Stored data >>
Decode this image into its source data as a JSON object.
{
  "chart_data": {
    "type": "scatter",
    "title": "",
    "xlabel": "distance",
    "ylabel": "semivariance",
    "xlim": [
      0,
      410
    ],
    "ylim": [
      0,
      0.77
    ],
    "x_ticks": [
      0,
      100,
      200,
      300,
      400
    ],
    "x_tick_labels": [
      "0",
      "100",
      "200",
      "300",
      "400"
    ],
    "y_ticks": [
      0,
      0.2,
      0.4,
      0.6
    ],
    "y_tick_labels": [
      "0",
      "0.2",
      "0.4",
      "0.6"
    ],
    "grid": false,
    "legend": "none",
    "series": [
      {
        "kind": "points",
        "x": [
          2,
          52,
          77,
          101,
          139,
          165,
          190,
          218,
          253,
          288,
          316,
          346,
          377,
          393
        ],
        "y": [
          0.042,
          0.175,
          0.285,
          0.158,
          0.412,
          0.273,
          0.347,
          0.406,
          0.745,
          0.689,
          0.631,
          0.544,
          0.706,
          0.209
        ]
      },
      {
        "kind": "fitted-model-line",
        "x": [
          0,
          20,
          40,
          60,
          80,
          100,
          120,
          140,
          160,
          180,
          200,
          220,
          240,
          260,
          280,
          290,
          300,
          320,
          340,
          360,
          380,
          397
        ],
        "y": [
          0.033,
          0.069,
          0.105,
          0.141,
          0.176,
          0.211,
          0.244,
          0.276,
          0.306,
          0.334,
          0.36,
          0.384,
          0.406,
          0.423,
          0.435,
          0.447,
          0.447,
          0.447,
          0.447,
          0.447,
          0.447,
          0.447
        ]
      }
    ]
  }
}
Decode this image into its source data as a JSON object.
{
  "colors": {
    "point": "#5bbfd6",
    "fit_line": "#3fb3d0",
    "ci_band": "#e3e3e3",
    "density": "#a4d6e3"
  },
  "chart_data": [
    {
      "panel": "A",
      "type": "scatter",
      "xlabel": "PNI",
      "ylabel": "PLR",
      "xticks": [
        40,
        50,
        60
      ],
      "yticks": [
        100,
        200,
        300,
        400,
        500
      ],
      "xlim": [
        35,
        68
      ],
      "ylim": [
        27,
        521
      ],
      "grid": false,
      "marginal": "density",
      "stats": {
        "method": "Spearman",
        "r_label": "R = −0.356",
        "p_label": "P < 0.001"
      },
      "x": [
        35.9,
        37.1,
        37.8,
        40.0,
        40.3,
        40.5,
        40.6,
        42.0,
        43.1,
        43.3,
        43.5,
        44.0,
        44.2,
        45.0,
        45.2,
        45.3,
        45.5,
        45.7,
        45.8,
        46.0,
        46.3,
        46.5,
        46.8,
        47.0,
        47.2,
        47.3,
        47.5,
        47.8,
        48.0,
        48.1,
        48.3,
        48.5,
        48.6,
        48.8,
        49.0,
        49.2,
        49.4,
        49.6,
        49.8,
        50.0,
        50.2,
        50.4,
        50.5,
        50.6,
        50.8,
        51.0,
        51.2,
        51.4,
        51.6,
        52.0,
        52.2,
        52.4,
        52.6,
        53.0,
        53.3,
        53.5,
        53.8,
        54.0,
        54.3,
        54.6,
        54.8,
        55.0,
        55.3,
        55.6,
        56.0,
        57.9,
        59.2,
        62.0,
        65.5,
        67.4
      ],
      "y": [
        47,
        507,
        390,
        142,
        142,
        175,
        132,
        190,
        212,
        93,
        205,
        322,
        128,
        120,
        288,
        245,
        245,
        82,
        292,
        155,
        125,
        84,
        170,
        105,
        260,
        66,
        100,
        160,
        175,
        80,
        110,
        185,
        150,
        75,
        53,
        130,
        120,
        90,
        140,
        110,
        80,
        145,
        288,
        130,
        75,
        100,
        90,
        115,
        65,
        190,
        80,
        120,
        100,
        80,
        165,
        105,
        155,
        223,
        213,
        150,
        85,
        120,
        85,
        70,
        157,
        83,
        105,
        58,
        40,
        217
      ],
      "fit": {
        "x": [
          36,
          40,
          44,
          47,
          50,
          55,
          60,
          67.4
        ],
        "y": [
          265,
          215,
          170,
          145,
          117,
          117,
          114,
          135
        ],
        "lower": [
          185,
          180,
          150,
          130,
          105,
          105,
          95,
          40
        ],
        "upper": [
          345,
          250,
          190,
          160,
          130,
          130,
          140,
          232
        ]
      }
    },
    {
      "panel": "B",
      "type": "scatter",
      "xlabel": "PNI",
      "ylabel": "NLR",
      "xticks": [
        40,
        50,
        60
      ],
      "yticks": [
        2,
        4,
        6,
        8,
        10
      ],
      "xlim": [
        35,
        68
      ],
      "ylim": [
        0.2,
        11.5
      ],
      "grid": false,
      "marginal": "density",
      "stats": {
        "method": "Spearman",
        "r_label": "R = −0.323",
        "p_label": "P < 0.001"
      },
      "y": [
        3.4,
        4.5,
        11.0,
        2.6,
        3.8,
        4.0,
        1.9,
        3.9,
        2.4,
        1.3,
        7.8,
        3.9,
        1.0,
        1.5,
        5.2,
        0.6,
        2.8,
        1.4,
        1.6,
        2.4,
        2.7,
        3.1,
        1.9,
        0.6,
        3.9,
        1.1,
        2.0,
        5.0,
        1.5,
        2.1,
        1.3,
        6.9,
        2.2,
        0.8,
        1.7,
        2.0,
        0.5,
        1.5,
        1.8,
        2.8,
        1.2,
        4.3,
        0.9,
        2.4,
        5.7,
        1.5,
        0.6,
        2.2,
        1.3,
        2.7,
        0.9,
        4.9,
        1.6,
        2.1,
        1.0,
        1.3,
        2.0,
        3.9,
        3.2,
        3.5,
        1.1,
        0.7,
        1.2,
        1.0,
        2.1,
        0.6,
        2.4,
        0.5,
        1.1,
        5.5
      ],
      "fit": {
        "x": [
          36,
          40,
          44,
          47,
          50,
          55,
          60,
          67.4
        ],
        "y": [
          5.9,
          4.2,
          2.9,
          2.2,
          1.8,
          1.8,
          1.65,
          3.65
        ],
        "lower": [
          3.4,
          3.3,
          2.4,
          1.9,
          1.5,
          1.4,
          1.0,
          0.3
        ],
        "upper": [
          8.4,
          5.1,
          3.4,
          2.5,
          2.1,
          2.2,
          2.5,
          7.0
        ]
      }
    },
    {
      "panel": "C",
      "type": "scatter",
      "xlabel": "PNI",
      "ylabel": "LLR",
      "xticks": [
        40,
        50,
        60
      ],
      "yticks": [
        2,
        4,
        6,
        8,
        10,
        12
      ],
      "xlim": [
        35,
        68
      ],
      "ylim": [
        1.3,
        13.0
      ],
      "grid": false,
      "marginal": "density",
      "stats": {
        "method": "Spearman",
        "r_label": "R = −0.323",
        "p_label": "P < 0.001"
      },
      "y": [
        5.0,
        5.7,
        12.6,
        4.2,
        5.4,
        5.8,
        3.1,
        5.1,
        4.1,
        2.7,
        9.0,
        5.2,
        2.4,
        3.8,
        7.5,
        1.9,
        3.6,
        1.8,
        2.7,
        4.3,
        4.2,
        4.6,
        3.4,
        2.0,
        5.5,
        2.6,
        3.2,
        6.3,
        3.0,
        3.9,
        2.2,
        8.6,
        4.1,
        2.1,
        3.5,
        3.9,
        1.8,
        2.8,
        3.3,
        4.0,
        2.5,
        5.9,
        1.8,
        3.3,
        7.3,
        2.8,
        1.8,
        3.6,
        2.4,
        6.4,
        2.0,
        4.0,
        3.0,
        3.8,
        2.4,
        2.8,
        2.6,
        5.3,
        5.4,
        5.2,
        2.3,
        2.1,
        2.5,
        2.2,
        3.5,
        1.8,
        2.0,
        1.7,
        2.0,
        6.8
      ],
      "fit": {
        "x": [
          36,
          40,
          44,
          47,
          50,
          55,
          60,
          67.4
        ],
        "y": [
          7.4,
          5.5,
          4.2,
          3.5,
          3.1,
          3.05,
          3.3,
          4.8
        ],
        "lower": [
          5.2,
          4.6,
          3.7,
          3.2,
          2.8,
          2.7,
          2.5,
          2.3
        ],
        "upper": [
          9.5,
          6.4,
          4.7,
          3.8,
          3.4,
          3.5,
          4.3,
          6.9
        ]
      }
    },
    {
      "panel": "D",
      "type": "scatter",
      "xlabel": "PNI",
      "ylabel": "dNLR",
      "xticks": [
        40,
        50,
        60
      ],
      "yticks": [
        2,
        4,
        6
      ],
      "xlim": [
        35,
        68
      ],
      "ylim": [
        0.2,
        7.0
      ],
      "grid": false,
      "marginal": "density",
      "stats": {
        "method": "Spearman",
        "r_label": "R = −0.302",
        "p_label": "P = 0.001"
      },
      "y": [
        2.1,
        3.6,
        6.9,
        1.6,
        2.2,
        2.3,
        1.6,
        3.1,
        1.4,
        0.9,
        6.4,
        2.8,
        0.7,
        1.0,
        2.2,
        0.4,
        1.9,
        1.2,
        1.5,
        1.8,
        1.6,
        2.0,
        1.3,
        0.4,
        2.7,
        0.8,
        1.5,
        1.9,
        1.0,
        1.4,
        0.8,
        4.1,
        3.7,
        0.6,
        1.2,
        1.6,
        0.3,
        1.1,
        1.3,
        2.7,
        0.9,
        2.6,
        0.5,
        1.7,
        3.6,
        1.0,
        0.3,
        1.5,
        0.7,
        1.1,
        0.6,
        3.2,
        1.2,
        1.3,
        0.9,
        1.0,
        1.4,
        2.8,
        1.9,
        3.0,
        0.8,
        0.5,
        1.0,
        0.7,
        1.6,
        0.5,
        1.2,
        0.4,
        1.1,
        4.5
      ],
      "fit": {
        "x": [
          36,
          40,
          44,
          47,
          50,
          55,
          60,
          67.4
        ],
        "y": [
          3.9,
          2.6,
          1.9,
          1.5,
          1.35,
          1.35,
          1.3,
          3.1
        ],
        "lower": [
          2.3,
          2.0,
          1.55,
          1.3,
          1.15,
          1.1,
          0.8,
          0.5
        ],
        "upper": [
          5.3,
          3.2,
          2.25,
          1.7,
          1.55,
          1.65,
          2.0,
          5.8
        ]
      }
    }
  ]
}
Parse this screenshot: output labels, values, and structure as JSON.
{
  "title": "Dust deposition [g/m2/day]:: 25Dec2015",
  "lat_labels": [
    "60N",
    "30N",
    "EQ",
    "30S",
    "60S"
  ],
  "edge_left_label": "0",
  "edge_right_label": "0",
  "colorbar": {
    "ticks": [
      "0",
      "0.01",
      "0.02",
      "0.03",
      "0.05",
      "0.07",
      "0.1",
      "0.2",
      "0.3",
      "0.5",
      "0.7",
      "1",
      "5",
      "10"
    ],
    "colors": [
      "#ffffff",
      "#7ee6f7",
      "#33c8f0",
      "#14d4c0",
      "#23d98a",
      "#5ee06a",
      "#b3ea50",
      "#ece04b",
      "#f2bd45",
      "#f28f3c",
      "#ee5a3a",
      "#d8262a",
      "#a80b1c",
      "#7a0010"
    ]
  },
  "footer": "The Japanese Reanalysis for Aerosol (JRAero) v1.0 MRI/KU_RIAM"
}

Exercise >> Show every line where the string "title" appears.

Task output >>
    "title": "",
  "title": "Dust deposition [g/m2/day]:: 25Dec2015",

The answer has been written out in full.